Problem to solve:
Here are some records; copy every line that holds the word "will".

— Start Provided records —

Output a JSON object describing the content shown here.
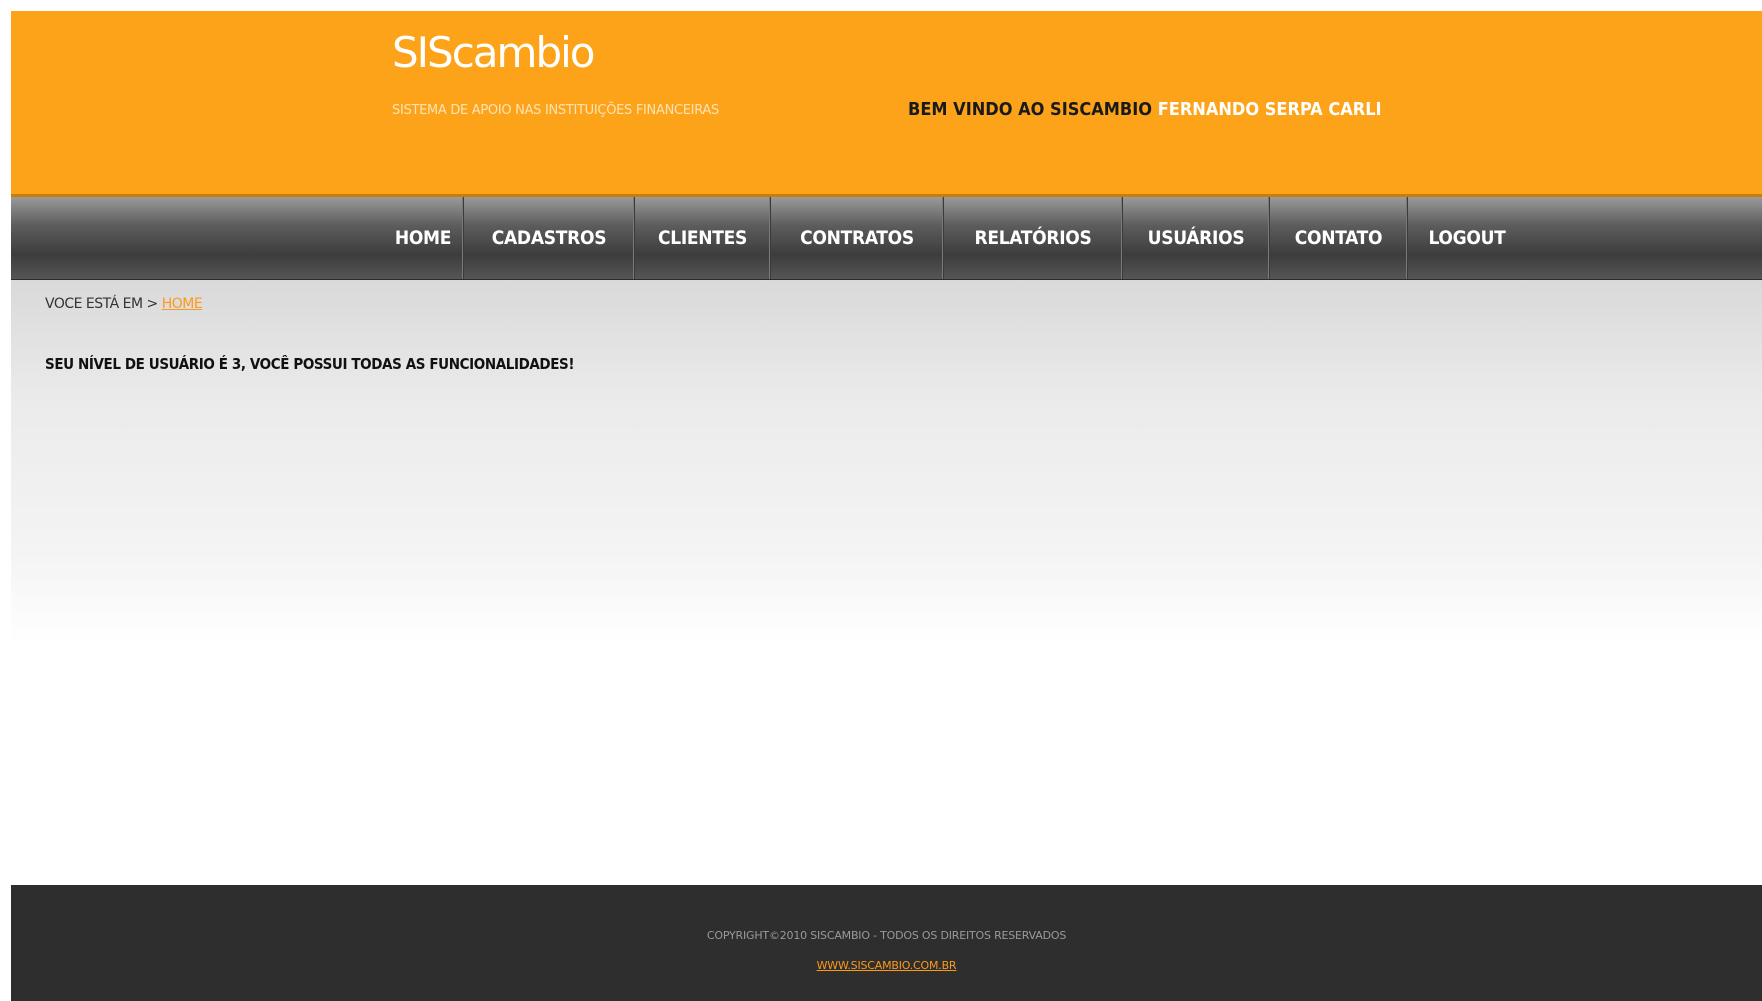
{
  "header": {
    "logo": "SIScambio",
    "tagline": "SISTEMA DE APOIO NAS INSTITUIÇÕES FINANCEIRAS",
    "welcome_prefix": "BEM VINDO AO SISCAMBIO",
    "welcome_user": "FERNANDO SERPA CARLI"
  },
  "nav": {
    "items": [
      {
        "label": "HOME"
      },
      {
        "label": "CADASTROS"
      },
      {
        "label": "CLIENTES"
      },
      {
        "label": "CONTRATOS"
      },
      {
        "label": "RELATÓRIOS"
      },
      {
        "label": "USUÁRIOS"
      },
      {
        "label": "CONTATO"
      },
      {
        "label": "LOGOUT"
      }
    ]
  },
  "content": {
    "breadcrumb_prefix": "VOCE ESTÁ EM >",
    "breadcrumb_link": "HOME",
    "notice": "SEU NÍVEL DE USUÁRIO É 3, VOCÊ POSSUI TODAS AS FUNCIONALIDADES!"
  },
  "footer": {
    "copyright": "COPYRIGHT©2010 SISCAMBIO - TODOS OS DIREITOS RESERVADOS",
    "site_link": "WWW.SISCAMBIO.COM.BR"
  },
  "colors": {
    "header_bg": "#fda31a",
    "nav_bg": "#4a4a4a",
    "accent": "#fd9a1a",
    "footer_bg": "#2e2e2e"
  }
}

— End Provided records —
— Start Provided records —

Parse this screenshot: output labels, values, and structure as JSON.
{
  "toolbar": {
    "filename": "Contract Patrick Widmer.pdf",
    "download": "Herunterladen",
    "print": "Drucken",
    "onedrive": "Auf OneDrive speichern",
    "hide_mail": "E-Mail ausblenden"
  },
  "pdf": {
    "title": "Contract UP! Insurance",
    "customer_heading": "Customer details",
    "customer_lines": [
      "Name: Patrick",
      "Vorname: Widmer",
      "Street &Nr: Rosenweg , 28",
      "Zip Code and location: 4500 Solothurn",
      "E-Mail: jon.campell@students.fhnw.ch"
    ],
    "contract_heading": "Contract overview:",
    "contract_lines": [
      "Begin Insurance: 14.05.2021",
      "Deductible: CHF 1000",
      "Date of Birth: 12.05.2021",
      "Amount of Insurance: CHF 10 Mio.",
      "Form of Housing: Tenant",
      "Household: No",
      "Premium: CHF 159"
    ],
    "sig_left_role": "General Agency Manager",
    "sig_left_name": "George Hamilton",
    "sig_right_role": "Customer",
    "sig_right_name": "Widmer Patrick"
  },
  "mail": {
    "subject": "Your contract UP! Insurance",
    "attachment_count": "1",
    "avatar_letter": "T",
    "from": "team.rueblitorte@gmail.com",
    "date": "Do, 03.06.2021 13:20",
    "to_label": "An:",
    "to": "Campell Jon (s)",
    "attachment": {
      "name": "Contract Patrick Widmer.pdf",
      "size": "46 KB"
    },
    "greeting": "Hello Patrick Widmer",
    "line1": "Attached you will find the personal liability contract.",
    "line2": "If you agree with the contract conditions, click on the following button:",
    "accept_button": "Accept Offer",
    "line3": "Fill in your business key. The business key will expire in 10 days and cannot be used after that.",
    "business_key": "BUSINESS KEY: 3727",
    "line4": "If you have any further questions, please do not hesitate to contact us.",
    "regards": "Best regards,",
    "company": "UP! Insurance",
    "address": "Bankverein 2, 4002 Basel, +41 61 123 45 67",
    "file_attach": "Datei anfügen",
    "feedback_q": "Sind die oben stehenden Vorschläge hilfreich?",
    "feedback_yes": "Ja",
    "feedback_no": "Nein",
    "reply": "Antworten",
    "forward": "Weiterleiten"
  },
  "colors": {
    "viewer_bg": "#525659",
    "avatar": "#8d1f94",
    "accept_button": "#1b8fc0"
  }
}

— End Provided records —

Full solution:
    "line1": "Attached you will find the personal liability contract.",
    "line3": "Fill in your business key. The business key will expire in 10 days and cannot be used after that.",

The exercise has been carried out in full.